EXERCISE DESCRIPTION
From the records below, copy every line that contains the word "this".

PROVIDED DATA
▬▬▬▬▬▬
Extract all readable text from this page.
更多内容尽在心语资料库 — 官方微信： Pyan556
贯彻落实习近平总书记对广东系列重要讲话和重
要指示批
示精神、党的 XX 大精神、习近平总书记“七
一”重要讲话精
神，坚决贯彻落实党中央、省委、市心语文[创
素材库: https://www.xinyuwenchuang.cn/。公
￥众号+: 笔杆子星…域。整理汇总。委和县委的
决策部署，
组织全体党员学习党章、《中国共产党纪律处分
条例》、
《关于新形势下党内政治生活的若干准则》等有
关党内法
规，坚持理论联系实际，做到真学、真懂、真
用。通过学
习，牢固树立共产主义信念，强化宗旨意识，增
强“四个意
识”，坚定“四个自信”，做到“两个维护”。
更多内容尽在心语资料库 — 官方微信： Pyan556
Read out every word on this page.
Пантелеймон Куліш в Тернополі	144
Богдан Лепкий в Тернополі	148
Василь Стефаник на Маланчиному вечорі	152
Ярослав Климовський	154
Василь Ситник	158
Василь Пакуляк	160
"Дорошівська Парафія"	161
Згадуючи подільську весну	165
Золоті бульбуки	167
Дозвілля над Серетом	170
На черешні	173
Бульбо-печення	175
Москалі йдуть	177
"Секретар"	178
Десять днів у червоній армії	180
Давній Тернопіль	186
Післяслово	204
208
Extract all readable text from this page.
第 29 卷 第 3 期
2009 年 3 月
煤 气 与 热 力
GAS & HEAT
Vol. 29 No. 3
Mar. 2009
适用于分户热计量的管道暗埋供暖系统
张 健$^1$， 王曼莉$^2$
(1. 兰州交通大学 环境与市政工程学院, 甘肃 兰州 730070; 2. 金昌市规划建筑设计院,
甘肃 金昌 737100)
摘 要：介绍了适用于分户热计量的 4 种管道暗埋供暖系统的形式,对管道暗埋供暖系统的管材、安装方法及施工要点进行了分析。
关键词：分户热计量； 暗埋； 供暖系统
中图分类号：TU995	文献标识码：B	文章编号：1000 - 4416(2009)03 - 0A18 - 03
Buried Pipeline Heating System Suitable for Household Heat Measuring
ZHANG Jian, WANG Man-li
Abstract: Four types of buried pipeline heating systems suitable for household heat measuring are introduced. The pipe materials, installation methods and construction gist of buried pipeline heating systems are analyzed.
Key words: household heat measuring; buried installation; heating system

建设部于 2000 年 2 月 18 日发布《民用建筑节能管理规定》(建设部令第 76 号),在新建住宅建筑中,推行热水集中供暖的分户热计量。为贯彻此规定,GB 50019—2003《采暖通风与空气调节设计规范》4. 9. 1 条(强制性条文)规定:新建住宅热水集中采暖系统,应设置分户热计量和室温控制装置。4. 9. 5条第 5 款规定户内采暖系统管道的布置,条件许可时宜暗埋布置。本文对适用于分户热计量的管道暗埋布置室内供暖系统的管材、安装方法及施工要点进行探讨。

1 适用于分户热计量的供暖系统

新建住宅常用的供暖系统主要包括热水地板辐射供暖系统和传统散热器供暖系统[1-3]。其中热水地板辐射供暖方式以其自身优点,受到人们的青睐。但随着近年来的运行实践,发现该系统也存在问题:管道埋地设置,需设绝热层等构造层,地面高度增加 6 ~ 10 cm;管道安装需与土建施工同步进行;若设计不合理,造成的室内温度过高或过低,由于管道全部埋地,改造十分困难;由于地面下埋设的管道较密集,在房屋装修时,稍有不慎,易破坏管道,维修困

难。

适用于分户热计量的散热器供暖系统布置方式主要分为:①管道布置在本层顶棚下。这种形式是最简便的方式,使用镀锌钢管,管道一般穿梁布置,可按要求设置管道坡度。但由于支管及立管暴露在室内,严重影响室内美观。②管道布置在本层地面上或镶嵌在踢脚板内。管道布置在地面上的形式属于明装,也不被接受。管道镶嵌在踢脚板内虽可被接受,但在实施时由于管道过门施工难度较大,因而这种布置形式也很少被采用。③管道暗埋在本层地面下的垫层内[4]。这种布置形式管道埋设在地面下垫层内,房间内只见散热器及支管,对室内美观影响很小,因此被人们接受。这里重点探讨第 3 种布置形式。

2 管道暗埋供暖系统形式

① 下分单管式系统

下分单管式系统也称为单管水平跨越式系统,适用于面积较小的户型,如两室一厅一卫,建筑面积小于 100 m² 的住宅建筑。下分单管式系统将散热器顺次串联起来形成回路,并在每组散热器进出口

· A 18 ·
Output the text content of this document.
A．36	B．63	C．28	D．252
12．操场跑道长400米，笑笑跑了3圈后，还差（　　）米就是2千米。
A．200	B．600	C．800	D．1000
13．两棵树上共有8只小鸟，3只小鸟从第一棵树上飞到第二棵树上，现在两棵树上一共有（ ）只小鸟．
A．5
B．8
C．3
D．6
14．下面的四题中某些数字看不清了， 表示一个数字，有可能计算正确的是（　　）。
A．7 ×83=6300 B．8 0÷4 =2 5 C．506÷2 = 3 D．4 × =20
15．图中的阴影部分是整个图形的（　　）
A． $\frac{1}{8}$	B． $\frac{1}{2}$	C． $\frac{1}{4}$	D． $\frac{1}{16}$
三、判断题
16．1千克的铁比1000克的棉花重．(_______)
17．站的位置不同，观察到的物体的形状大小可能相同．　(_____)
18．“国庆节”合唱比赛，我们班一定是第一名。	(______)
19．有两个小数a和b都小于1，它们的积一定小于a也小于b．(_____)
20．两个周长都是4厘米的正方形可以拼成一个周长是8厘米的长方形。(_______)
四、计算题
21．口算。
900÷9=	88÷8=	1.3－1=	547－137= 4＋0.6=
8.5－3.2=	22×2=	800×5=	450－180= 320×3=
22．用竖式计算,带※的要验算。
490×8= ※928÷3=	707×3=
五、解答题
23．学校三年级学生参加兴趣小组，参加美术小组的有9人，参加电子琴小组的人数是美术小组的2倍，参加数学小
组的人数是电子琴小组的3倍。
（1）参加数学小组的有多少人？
▬▬▬▬▬▬
SOLVED PROBLEM
Extract all readable text from this page.
Read out every word on this page.
Extract all readable text from this page.
Output the text content of this document.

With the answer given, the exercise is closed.